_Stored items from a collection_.
* * * * * * * * *
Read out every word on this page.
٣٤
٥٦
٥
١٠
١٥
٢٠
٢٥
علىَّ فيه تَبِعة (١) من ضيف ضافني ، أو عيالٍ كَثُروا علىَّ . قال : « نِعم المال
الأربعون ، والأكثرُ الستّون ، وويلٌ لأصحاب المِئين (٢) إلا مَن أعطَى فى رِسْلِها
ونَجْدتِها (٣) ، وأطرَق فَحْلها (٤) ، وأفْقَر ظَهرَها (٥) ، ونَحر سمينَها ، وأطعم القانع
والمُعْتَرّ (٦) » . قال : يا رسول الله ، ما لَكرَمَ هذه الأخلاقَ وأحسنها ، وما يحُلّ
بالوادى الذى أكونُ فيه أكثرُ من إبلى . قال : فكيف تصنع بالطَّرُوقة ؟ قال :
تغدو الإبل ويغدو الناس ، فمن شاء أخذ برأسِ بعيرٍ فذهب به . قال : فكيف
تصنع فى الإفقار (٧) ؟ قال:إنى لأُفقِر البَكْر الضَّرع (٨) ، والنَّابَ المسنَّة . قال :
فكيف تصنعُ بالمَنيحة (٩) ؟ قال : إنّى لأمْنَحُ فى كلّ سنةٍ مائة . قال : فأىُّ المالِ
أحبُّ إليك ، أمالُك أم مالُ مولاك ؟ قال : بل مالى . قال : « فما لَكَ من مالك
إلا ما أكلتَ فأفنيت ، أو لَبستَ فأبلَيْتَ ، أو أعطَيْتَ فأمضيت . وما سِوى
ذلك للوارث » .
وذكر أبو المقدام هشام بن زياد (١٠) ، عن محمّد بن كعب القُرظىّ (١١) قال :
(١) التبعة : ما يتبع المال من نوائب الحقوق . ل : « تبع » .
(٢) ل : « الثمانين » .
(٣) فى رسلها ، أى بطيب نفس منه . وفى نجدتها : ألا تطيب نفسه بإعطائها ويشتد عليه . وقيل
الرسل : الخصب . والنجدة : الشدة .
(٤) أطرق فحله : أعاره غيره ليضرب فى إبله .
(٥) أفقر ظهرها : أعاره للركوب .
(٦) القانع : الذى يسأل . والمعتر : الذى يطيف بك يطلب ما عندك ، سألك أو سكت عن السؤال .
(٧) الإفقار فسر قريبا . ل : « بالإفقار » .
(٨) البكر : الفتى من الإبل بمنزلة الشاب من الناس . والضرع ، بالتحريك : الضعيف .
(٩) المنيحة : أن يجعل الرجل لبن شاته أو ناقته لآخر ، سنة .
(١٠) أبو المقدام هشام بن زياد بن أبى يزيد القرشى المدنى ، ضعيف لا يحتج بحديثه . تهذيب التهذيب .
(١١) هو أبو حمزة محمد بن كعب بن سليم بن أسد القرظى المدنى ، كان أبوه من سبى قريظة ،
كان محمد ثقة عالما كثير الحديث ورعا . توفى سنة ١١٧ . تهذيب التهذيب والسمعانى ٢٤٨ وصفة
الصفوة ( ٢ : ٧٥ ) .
* * * * * * * * *
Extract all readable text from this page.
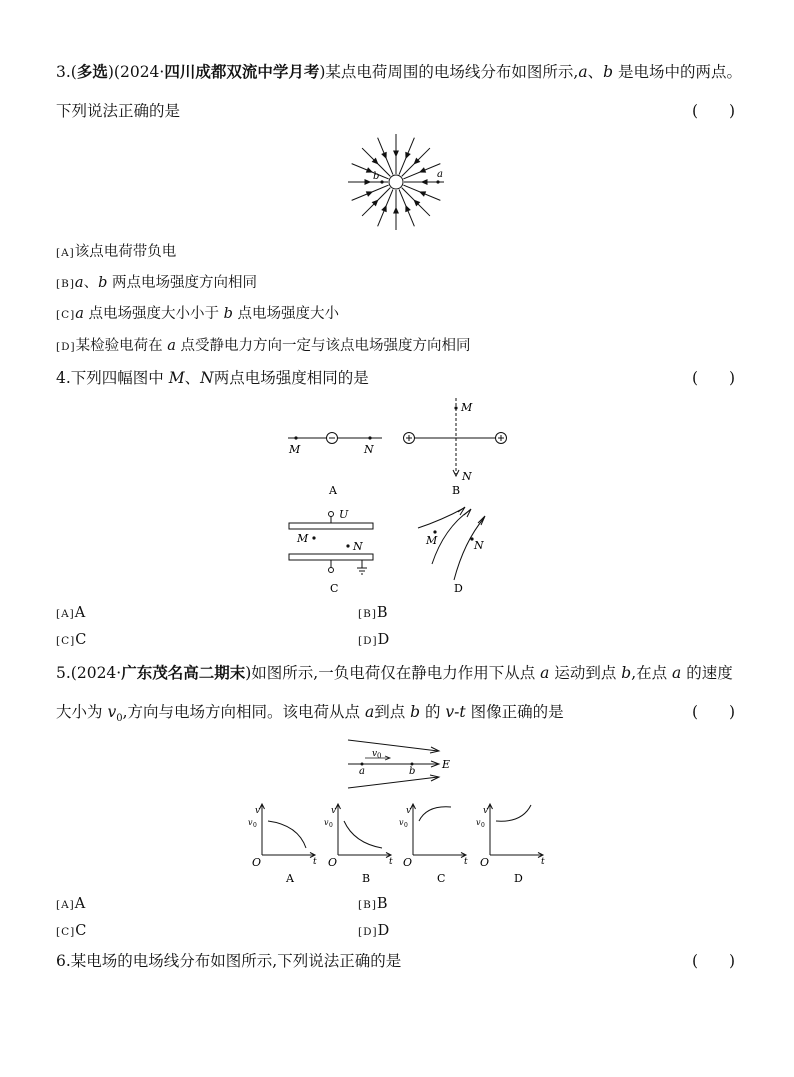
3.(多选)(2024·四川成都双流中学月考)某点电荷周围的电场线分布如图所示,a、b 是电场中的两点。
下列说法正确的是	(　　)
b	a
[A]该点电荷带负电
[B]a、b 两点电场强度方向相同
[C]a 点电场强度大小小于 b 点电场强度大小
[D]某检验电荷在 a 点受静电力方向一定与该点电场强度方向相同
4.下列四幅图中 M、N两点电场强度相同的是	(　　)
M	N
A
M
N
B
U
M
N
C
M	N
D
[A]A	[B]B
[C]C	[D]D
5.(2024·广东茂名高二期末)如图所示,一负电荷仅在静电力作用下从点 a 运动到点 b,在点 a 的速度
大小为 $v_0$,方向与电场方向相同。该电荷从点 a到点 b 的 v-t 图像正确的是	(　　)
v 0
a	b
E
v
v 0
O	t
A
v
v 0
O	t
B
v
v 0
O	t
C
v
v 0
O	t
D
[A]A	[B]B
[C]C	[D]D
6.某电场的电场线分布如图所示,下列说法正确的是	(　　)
* * * * * * * * *
_Given instruction_. Report the number of lines that include the string "زياد"; return nothing but the count.

_Task output_. 2